┏━━

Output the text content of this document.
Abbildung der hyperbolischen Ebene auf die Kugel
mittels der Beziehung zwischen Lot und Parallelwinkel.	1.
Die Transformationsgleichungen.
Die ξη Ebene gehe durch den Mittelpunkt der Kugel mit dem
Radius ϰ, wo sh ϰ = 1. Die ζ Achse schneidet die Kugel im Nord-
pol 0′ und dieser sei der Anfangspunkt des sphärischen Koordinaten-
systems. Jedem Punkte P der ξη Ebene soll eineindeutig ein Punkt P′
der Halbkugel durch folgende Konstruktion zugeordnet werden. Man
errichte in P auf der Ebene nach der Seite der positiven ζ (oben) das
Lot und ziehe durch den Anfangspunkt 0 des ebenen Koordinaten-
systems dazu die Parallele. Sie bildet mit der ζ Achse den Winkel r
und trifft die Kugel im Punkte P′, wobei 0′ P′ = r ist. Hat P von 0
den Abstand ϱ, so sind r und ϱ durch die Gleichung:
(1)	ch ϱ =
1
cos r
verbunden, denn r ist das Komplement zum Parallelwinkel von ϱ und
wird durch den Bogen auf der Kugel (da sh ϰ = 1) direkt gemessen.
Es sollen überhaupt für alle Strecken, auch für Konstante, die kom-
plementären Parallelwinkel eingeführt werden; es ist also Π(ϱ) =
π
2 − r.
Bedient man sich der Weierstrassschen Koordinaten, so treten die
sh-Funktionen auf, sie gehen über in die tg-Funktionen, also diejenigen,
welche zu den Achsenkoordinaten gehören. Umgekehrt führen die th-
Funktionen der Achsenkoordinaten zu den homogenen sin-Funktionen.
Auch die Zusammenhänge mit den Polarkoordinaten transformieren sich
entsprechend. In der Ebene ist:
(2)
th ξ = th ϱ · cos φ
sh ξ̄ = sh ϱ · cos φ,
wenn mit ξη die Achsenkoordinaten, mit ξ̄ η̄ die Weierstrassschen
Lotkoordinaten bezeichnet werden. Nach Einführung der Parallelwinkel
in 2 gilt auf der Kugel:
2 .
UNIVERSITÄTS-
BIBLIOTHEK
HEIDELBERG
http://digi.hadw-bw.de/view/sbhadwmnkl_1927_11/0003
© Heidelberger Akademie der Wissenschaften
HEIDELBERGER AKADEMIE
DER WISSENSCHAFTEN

┗━━

| Work required |
Extract the listing in its entirety and repeat it exactly.

| Correct result |
Output the text content of this document.
Abbildung der hyperbolischen Ebene auf die Kugel
mittels der Beziehung zwischen Lot und Parallelwinkel.	1.
Die Transformationsgleichungen.
Die ξη Ebene gehe durch den Mittelpunkt der Kugel mit dem
Radius ϰ, wo sh ϰ = 1. Die ζ Achse schneidet die Kugel im Nord-
pol 0′ und dieser sei der Anfangspunkt des sphärischen Koordinaten-
systems. Jedem Punkte P der ξη Ebene soll eineindeutig ein Punkt P′
der Halbkugel durch folgende Konstruktion zugeordnet werden. Man
errichte in P auf der Ebene nach der Seite der positiven ζ (oben) das
Lot und ziehe durch den Anfangspunkt 0 des ebenen Koordinaten-
systems dazu die Parallele. Sie bildet mit der ζ Achse den Winkel r
und trifft die Kugel im Punkte P′, wobei 0′ P′ = r ist. Hat P von 0
den Abstand ϱ, so sind r und ϱ durch die Gleichung:
(1)	ch ϱ =
1
cos r
verbunden, denn r ist das Komplement zum Parallelwinkel von ϱ und
wird durch den Bogen auf der Kugel (da sh ϰ = 1) direkt gemessen.
Es sollen überhaupt für alle Strecken, auch für Konstante, die kom-
plementären Parallelwinkel eingeführt werden; es ist also Π(ϱ) =
π
2 − r.
Bedient man sich der Weierstrassschen Koordinaten, so treten die
sh-Funktionen auf, sie gehen über in die tg-Funktionen, also diejenigen,
welche zu den Achsenkoordinaten gehören. Umgekehrt führen die th-
Funktionen der Achsenkoordinaten zu den homogenen sin-Funktionen.
Auch die Zusammenhänge mit den Polarkoordinaten transformieren sich
entsprechend. In der Ebene ist:
(2)
th ξ = th ϱ · cos φ
sh ξ̄ = sh ϱ · cos φ,
wenn mit ξη die Achsenkoordinaten, mit ξ̄ η̄ die Weierstrassschen
Lotkoordinaten bezeichnet werden. Nach Einführung der Parallelwinkel
in 2 gilt auf der Kugel:
2 .
UNIVERSITÄTS-
BIBLIOTHEK
HEIDELBERG
http://digi.hadw-bw.de/view/sbhadwmnkl_1927_11/0003
© Heidelberger Akademie der Wissenschaften
HEIDELBERGER AKADEMIE
DER WISSENSCHAFTEN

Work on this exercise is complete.